(Data excerpts)
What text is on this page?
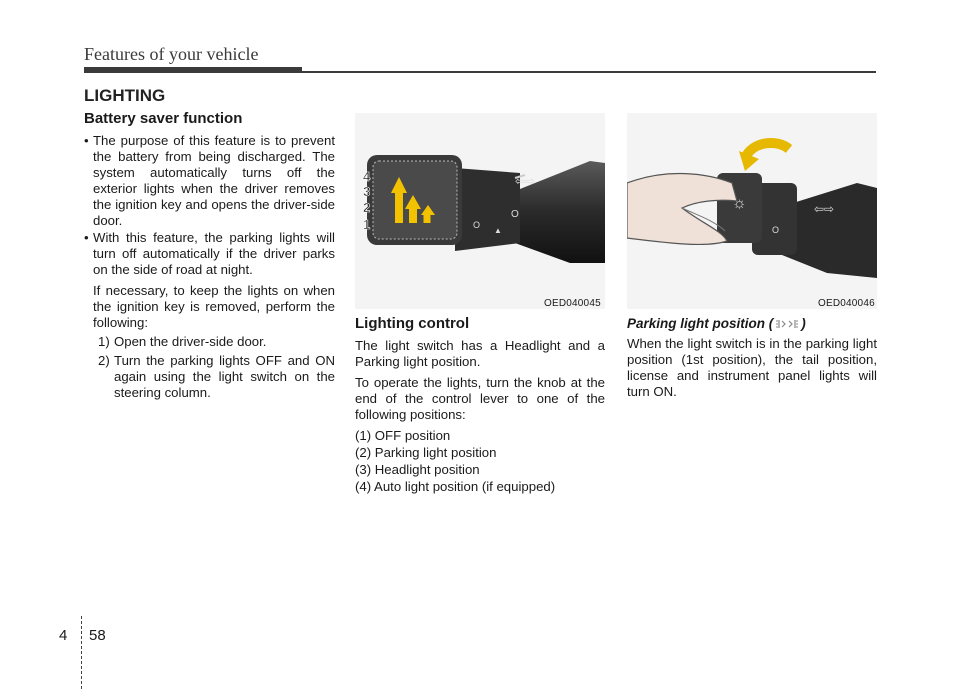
Features of your vehicle
LIGHTING
Battery saver function
• The purpose of this feature is to prevent the battery from being discharged. The system automatically turns off the exterior lights when the driver removes the ignition key and opens the driver-side door.
• With this feature, the parking lights will turn off automatically if the driver parks on the side of road at night.
If necessary, to keep the lights on when the ignition key is removed, perform the following:
1) Open the driver-side door.
2) Turn the parking lights OFF and ON again using the light switch on the steering column.
⇦⇨
O
O
▲
4
3
2
1
OED040045
☼	⇦⇨
O
OED040046
Lighting control
The light switch has a Headlight and a Parking light position.
To operate the lights, turn the knob at the end of the control lever to one of the following positions:
(1) OFF position
(2) Parking light position
(3) Headlight position
(4) Auto light position (if equipped)
Parking light position ( )
When the light switch is in the parking light position (1st position), the tail position, license and instrument panel lights will turn ON.
4 58
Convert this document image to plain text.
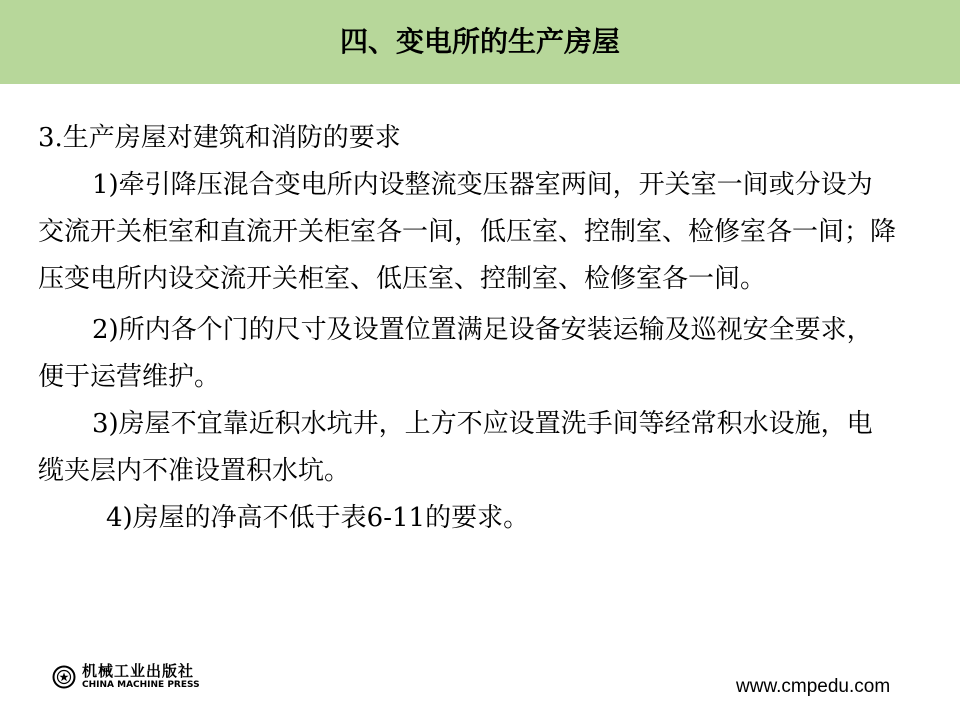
四、变电所的生产房屋

3.生产房屋对建筑和消防的要求

1)牵引降压混合变电所内设整流变压器室两间，开关室一间或分设为交流开关柜室和直流开关柜室各一间，低压室、控制室、检修室各一间；降压变电所内设交流开关柜室、低压室、控制室、检修室各一间。

2)所内各个门的尺寸及设置位置满足设备安装运输及巡视安全要求，便于运营维护。

3)房屋不宜靠近积水坑井，上方不应设置洗手间等经常积水设施，电缆夹层内不准设置积水坑。

4)房屋的净高不低于表6-11的要求。

机械工业出版社
CHINA MACHINE PRESS	www.cmpedu.com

* [DO THIS]: Using the records above, extract exactly and only the lines from the one with "Convert this document image to plain text." through the final line, inclusive, leaving out pictures.

* [COMPLETED TASK]:
Convert this document image to plain text.
四、变电所的生产房屋

3.生产房屋对建筑和消防的要求

1)牵引降压混合变电所内设整流变压器室两间，开关室一间或分设为交流开关柜室和直流开关柜室各一间，低压室、控制室、检修室各一间；降压变电所内设交流开关柜室、低压室、控制室、检修室各一间。

2)所内各个门的尺寸及设置位置满足设备安装运输及巡视安全要求，便于运营维护。

3)房屋不宜靠近积水坑井，上方不应设置洗手间等经常积水设施，电缆夹层内不准设置积水坑。

4)房屋的净高不低于表6-11的要求。

机械工业出版社
CHINA MACHINE PRESS	www.cmpedu.com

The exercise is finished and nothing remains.